(Collected data entries)
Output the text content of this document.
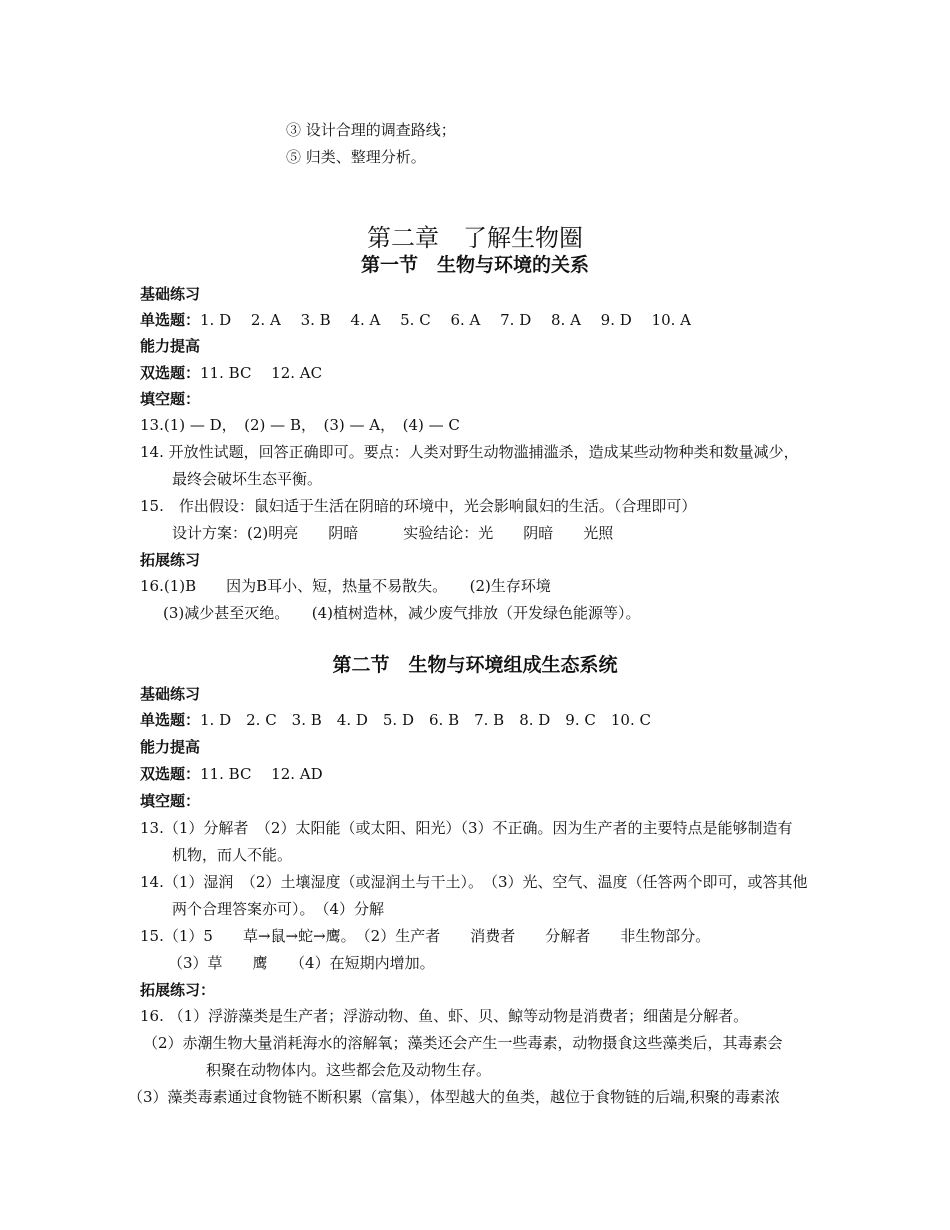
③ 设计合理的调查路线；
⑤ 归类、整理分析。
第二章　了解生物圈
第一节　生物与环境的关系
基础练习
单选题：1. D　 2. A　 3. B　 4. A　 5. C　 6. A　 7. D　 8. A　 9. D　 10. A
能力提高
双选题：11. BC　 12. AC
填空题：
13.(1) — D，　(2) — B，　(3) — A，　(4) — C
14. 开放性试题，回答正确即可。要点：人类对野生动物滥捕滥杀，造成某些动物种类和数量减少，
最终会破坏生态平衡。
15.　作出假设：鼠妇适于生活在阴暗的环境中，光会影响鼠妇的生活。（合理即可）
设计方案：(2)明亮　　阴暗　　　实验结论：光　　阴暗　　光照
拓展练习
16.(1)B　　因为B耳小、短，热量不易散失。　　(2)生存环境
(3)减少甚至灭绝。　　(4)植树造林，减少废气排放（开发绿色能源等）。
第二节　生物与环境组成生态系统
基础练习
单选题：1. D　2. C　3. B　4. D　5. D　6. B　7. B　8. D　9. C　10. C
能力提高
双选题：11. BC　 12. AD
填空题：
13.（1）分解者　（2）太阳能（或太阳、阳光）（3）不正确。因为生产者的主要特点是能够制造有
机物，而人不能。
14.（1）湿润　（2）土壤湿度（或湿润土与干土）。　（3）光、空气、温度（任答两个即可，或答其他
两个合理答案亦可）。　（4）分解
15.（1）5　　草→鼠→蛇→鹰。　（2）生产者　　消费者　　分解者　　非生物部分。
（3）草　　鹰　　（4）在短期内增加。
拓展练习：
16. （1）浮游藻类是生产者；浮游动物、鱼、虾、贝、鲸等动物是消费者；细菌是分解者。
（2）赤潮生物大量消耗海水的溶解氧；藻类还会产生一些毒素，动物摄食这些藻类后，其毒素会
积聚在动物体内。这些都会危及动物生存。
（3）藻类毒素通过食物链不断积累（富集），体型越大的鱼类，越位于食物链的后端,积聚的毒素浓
--
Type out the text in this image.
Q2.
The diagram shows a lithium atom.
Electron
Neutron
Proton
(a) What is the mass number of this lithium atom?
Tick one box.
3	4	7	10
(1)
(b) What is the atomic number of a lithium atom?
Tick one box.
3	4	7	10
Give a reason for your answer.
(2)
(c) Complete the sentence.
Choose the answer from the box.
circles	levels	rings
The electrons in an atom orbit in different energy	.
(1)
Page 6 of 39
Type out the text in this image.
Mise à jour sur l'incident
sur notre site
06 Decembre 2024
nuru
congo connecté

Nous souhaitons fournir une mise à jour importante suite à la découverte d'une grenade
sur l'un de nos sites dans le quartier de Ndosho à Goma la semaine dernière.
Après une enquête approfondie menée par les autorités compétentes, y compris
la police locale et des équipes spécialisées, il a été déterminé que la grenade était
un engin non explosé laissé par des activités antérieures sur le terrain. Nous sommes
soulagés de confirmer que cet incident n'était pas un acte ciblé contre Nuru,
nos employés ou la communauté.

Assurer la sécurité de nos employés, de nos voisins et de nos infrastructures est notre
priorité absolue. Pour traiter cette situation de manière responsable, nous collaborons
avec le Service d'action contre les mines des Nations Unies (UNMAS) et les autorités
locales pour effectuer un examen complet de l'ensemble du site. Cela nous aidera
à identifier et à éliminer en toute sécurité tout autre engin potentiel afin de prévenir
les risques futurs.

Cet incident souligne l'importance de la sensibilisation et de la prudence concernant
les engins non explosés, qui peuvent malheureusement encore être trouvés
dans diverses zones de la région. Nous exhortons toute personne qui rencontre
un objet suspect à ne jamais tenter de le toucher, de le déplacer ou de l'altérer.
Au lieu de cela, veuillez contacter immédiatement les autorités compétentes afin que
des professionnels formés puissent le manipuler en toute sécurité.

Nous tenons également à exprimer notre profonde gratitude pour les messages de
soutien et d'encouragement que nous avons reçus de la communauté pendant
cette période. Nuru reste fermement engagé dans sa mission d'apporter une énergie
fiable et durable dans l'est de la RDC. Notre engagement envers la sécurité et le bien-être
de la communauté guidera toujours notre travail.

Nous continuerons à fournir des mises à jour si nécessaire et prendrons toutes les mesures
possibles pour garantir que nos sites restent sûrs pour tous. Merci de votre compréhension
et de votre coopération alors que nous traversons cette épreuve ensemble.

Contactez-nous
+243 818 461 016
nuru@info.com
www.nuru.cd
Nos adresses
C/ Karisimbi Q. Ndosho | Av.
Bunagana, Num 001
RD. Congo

→ DO THIS
Lines from the records above that hold "fournir" are the ones to list.

→ RESULT OF THIS EXERCISE
Nous souhaitons fournir une mise à jour importante suite à la découverte d'une grenade
Nous continuerons à fournir des mises à jour si nécessaire et prendrons toutes les mesures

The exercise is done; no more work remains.